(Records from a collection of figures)
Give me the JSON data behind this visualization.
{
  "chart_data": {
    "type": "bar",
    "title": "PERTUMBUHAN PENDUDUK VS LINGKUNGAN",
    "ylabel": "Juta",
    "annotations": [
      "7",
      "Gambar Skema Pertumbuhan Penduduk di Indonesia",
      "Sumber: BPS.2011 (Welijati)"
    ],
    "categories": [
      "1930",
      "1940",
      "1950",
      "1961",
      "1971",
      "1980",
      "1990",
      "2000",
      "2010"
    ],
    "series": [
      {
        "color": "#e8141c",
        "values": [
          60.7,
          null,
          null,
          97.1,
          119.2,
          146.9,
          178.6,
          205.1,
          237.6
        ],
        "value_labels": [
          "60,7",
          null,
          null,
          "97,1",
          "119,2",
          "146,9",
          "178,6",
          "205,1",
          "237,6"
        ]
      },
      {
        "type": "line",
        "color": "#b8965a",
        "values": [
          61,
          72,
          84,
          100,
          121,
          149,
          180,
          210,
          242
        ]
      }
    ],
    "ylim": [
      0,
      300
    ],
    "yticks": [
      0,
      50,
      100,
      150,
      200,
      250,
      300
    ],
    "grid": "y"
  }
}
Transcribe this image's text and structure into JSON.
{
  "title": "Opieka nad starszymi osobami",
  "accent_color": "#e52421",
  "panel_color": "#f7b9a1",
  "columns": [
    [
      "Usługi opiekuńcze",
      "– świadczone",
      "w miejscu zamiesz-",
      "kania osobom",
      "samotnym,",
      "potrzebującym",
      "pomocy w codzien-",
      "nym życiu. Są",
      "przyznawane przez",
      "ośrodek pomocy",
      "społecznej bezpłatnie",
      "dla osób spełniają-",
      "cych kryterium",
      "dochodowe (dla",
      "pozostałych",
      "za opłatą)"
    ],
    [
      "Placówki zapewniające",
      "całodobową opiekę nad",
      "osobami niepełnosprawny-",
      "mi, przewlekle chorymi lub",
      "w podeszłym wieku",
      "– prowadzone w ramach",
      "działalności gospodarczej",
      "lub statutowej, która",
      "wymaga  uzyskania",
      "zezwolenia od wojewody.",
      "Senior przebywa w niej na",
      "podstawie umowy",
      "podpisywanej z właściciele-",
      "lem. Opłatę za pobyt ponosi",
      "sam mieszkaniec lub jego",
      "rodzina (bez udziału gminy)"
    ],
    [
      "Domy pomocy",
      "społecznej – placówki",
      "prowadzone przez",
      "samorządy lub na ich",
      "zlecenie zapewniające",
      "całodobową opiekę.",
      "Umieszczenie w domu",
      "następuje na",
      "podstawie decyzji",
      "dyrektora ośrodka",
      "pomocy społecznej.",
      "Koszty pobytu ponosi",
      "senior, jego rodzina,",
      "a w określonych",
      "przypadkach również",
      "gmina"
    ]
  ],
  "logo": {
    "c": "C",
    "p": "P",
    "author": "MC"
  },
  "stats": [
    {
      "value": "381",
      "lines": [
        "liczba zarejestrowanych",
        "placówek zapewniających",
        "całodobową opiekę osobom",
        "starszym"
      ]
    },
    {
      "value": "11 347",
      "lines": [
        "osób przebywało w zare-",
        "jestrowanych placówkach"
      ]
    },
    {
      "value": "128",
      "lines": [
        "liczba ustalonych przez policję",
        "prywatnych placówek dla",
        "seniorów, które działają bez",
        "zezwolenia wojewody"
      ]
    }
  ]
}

_Problem to solve_
How many lines of these entries contain "JSON"? Answer with the number and nothing else.

_Correct output_
2